#### [Exercise details]
Give all of the lines again, with nothing added or dropped.

#### [Available records]
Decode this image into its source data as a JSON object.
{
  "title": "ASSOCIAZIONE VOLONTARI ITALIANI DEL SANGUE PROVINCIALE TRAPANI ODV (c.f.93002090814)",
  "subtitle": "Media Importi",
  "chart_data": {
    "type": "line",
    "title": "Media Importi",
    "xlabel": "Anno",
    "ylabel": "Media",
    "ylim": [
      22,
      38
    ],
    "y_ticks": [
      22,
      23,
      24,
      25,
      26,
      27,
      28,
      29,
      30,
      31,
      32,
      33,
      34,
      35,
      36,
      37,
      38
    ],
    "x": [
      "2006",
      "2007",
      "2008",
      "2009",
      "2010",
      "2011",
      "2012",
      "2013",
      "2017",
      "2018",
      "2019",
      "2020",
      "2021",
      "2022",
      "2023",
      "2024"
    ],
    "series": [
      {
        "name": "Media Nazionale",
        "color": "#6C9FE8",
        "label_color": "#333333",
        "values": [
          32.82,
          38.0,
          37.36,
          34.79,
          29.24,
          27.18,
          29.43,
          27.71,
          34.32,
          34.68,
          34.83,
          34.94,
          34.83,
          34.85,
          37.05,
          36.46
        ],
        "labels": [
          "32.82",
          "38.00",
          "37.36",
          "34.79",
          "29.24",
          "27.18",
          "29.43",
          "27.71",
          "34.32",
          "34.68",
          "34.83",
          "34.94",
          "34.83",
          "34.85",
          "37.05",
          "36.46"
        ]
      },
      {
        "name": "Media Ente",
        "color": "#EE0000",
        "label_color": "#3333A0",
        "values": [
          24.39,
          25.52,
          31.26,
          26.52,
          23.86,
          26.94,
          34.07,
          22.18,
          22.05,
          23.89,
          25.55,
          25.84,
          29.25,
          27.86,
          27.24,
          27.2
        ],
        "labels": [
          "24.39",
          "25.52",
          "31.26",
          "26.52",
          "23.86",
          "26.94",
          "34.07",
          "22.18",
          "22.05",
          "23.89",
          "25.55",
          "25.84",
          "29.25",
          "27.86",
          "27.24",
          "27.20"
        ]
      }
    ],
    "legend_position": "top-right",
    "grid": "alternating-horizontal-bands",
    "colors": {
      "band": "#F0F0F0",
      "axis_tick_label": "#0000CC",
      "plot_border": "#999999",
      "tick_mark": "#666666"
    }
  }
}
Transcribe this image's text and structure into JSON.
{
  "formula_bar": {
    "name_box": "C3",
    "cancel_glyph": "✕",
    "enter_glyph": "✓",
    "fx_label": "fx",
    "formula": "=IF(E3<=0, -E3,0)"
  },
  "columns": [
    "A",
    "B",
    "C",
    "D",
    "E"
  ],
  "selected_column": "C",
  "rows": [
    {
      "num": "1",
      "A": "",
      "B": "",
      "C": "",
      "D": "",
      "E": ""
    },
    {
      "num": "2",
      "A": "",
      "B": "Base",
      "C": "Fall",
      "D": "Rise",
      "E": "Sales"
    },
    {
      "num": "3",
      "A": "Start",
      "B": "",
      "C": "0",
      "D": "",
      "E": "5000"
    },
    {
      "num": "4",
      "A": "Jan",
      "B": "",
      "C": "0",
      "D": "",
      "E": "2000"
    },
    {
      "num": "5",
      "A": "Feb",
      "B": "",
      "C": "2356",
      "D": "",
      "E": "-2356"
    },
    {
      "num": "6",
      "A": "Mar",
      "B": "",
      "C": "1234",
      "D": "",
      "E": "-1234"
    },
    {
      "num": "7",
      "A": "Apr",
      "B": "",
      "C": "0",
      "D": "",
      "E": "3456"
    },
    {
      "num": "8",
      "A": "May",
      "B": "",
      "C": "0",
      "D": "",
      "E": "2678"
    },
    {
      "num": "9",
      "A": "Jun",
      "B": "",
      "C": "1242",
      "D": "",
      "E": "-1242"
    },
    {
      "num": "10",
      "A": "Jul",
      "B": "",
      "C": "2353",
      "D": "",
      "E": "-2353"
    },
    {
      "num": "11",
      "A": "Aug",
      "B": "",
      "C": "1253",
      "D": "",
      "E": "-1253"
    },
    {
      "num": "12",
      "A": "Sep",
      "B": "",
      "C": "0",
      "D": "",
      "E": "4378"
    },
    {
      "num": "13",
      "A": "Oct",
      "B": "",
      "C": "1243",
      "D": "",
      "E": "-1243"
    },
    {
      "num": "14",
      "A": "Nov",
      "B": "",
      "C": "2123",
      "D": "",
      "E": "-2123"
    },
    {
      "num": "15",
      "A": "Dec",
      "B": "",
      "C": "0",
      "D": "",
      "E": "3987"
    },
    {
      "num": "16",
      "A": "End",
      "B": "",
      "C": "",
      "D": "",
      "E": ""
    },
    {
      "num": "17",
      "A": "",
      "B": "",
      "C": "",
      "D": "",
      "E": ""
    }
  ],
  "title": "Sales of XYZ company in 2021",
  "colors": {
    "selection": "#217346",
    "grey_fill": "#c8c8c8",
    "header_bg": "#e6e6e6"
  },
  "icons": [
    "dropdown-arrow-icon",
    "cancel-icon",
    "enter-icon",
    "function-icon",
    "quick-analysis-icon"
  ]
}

#### [Result for this task]
Decode this image into its source data as a JSON object.
{
  "title": "ASSOCIAZIONE VOLONTARI ITALIANI DEL SANGUE PROVINCIALE TRAPANI ODV (c.f.93002090814)",
  "subtitle": "Media Importi",
  "chart_data": {
    "type": "line",
    "title": "Media Importi",
    "xlabel": "Anno",
    "ylabel": "Media",
    "ylim": [
      22,
      38
    ],
    "y_ticks": [
      22,
      23,
      24,
      25,
      26,
      27,
      28,
      29,
      30,
      31,
      32,
      33,
      34,
      35,
      36,
      37,
      38
    ],
    "x": [
      "2006",
      "2007",
      "2008",
      "2009",
      "2010",
      "2011",
      "2012",
      "2013",
      "2017",
      "2018",
      "2019",
      "2020",
      "2021",
      "2022",
      "2023",
      "2024"
    ],
    "series": [
      {
        "name": "Media Nazionale",
        "color": "#6C9FE8",
        "label_color": "#333333",
        "values": [
          32.82,
          38.0,
          37.36,
          34.79,
          29.24,
          27.18,
          29.43,
          27.71,
          34.32,
          34.68,
          34.83,
          34.94,
          34.83,
          34.85,
          37.05,
          36.46
        ],
        "labels": [
          "32.82",
          "38.00",
          "37.36",
          "34.79",
          "29.24",
          "27.18",
          "29.43",
          "27.71",
          "34.32",
          "34.68",
          "34.83",
          "34.94",
          "34.83",
          "34.85",
          "37.05",
          "36.46"
        ]
      },
      {
        "name": "Media Ente",
        "color": "#EE0000",
        "label_color": "#3333A0",
        "values": [
          24.39,
          25.52,
          31.26,
          26.52,
          23.86,
          26.94,
          34.07,
          22.18,
          22.05,
          23.89,
          25.55,
          25.84,
          29.25,
          27.86,
          27.24,
          27.2
        ],
        "labels": [
          "24.39",
          "25.52",
          "31.26",
          "26.52",
          "23.86",
          "26.94",
          "34.07",
          "22.18",
          "22.05",
          "23.89",
          "25.55",
          "25.84",
          "29.25",
          "27.86",
          "27.24",
          "27.20"
        ]
      }
    ],
    "legend_position": "top-right",
    "grid": "alternating-horizontal-bands",
    "colors": {
      "band": "#F0F0F0",
      "axis_tick_label": "#0000CC",
      "plot_border": "#999999",
      "tick_mark": "#666666"
    }
  }
}
Transcribe this image's text and structure into JSON.
{
  "formula_bar": {
    "name_box": "C3",
    "cancel_glyph": "✕",
    "enter_glyph": "✓",
    "fx_label": "fx",
    "formula": "=IF(E3<=0, -E3,0)"
  },
  "columns": [
    "A",
    "B",
    "C",
    "D",
    "E"
  ],
  "selected_column": "C",
  "rows": [
    {
      "num": "1",
      "A": "",
      "B": "",
      "C": "",
      "D": "",
      "E": ""
    },
    {
      "num": "2",
      "A": "",
      "B": "Base",
      "C": "Fall",
      "D": "Rise",
      "E": "Sales"
    },
    {
      "num": "3",
      "A": "Start",
      "B": "",
      "C": "0",
      "D": "",
      "E": "5000"
    },
    {
      "num": "4",
      "A": "Jan",
      "B": "",
      "C": "0",
      "D": "",
      "E": "2000"
    },
    {
      "num": "5",
      "A": "Feb",
      "B": "",
      "C": "2356",
      "D": "",
      "E": "-2356"
    },
    {
      "num": "6",
      "A": "Mar",
      "B": "",
      "C": "1234",
      "D": "",
      "E": "-1234"
    },
    {
      "num": "7",
      "A": "Apr",
      "B": "",
      "C": "0",
      "D": "",
      "E": "3456"
    },
    {
      "num": "8",
      "A": "May",
      "B": "",
      "C": "0",
      "D": "",
      "E": "2678"
    },
    {
      "num": "9",
      "A": "Jun",
      "B": "",
      "C": "1242",
      "D": "",
      "E": "-1242"
    },
    {
      "num": "10",
      "A": "Jul",
      "B": "",
      "C": "2353",
      "D": "",
      "E": "-2353"
    },
    {
      "num": "11",
      "A": "Aug",
      "B": "",
      "C": "1253",
      "D": "",
      "E": "-1253"
    },
    {
      "num": "12",
      "A": "Sep",
      "B": "",
      "C": "0",
      "D": "",
      "E": "4378"
    },
    {
      "num": "13",
      "A": "Oct",
      "B": "",
      "C": "1243",
      "D": "",
      "E": "-1243"
    },
    {
      "num": "14",
      "A": "Nov",
      "B": "",
      "C": "2123",
      "D": "",
      "E": "-2123"
    },
    {
      "num": "15",
      "A": "Dec",
      "B": "",
      "C": "0",
      "D": "",
      "E": "3987"
    },
    {
      "num": "16",
      "A": "End",
      "B": "",
      "C": "",
      "D": "",
      "E": ""
    },
    {
      "num": "17",
      "A": "",
      "B": "",
      "C": "",
      "D": "",
      "E": ""
    }
  ],
  "title": "Sales of XYZ company in 2021",
  "colors": {
    "selection": "#217346",
    "grey_fill": "#c8c8c8",
    "header_bg": "#e6e6e6"
  },
  "icons": [
    "dropdown-arrow-icon",
    "cancel-icon",
    "enter-icon",
    "function-icon",
    "quick-analysis-icon"
  ]
}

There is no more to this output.